"""

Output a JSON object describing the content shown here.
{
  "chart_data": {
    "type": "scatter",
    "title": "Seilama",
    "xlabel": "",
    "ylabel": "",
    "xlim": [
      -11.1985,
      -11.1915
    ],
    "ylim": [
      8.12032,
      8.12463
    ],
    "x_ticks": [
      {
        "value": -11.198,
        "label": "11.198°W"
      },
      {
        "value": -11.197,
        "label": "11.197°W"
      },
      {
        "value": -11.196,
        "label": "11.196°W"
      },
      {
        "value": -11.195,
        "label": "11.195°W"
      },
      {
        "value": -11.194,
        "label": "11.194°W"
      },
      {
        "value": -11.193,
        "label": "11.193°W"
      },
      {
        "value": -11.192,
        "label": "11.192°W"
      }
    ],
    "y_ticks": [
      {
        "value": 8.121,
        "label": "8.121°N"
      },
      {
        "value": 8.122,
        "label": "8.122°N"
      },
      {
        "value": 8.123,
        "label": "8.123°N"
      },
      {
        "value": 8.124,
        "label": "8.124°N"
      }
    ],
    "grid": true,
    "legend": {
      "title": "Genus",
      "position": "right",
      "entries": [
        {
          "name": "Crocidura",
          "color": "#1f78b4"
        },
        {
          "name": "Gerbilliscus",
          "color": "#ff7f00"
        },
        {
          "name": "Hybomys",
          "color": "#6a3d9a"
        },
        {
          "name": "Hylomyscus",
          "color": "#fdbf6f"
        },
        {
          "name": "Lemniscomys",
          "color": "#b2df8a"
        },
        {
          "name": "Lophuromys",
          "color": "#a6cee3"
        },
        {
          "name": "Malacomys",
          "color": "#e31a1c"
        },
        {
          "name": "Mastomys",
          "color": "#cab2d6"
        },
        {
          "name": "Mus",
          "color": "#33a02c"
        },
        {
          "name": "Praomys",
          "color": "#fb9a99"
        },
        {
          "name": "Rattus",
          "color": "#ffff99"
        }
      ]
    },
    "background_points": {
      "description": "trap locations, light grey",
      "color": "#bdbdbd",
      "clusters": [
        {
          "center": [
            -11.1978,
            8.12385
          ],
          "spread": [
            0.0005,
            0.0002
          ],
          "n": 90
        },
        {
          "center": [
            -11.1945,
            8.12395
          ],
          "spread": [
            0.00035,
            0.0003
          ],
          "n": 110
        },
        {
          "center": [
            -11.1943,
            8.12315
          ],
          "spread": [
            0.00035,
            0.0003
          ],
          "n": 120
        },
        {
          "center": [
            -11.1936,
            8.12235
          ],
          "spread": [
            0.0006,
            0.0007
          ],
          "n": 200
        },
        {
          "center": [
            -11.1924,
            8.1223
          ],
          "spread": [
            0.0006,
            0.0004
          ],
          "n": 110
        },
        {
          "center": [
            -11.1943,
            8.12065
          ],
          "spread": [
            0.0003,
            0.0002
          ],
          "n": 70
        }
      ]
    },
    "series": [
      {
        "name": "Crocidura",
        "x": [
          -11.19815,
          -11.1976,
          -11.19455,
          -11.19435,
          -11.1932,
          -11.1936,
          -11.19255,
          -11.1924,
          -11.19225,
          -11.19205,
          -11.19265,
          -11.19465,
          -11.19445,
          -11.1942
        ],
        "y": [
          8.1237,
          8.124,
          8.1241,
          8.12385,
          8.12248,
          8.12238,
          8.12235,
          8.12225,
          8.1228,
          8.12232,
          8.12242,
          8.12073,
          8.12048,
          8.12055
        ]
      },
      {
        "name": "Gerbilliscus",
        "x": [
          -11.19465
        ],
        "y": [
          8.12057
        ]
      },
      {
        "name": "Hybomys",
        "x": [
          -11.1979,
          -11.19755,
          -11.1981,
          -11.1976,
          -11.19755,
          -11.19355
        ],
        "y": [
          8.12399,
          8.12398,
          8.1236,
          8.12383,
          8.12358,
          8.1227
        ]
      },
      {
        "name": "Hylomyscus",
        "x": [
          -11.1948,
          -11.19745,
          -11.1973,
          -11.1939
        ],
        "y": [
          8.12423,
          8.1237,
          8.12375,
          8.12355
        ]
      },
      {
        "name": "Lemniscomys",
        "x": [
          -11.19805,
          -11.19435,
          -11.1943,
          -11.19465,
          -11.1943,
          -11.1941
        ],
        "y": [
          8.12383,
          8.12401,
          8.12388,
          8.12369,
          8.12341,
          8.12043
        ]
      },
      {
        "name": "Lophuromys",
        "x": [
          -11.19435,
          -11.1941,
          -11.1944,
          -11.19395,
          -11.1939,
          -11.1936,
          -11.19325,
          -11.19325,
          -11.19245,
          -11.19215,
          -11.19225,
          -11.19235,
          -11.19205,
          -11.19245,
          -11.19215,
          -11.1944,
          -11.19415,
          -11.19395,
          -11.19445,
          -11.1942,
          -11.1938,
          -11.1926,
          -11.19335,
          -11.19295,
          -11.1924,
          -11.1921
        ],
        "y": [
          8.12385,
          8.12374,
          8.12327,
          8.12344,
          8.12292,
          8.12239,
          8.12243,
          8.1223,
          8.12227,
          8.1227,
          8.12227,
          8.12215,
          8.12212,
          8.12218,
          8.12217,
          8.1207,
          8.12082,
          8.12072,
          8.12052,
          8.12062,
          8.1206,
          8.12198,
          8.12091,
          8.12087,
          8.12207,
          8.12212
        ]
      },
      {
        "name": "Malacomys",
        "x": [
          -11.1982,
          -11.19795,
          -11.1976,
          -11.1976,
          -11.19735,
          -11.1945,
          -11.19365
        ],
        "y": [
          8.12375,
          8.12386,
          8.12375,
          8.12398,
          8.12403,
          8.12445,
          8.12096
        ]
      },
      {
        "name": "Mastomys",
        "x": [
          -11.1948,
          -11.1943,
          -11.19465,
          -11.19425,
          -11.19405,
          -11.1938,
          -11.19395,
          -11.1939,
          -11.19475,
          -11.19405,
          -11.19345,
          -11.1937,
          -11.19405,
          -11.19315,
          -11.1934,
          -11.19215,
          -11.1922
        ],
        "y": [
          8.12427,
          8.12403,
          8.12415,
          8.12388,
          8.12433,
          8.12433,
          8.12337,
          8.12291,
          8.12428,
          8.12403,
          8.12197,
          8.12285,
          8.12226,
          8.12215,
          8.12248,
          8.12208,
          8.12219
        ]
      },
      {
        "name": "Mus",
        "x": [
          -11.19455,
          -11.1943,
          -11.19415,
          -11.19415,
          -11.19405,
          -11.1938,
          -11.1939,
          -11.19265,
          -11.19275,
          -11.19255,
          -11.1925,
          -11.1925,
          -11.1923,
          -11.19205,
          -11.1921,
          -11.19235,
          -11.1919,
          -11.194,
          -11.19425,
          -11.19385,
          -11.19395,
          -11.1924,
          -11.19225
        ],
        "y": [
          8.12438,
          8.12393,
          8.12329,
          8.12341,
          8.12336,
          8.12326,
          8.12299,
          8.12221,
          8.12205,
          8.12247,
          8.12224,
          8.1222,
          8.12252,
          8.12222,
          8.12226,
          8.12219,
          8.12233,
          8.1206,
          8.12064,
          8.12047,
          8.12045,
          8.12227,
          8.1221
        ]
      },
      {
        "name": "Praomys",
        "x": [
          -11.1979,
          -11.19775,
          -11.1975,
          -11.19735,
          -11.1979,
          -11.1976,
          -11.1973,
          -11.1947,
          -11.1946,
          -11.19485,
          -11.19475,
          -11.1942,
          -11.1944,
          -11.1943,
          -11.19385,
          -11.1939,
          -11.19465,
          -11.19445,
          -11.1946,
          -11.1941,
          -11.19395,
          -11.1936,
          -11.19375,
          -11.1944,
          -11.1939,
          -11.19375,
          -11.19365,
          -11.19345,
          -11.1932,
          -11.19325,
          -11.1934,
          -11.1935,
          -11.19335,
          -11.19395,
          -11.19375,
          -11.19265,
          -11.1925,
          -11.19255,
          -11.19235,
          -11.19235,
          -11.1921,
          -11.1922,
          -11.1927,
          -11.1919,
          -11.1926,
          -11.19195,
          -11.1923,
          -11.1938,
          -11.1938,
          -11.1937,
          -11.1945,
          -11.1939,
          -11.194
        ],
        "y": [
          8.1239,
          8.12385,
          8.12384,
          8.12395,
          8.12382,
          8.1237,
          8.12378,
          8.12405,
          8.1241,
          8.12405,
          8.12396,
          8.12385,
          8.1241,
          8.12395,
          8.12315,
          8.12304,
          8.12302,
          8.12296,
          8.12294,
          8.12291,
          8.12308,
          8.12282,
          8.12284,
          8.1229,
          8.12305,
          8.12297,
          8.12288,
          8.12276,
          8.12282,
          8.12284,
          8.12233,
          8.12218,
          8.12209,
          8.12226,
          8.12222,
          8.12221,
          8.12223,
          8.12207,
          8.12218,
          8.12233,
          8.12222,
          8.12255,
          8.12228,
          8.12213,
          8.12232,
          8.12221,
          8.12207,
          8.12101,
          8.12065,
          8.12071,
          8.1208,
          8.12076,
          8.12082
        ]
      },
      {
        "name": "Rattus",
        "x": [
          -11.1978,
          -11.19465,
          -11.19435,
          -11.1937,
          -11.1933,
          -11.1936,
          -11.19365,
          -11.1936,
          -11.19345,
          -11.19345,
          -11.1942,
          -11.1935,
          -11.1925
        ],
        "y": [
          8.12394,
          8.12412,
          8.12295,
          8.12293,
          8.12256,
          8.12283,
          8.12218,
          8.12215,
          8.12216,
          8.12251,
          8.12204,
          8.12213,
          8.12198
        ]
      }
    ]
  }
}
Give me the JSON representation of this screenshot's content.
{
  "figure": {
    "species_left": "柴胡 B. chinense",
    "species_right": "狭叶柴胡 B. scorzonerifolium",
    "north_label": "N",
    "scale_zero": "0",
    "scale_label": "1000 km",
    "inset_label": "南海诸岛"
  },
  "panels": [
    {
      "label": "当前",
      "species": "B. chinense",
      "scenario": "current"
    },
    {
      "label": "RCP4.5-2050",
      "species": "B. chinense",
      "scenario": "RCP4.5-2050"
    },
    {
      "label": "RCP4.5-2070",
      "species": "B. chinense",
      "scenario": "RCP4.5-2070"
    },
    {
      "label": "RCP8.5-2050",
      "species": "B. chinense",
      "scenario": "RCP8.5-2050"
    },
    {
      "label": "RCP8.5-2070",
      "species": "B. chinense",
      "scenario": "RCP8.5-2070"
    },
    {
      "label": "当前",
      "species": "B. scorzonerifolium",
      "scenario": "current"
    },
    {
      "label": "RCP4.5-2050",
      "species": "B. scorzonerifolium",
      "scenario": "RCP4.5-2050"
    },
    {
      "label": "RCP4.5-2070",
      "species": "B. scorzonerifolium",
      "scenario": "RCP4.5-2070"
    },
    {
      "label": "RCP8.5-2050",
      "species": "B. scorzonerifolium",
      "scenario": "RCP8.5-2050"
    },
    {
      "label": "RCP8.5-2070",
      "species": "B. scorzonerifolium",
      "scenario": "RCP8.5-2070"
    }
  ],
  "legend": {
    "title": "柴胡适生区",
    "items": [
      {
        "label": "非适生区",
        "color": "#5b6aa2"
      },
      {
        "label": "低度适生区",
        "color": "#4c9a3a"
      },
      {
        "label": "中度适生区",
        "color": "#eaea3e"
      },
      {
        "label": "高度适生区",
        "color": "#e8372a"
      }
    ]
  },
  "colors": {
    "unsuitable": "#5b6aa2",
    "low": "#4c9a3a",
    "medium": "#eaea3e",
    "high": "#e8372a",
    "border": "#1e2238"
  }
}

"""

Directive :: Find "value". Copy every line it occurs in.

Finished answer ::
        "value": -11.198,
        "value": -11.197,
        "value": -11.196,
        "value": -11.195,
        "value": -11.194,
        "value": -11.193,
        "value": -11.192,
        "value": 8.121,
        "value": 8.122,
        "value": 8.123,
        "value": 8.124,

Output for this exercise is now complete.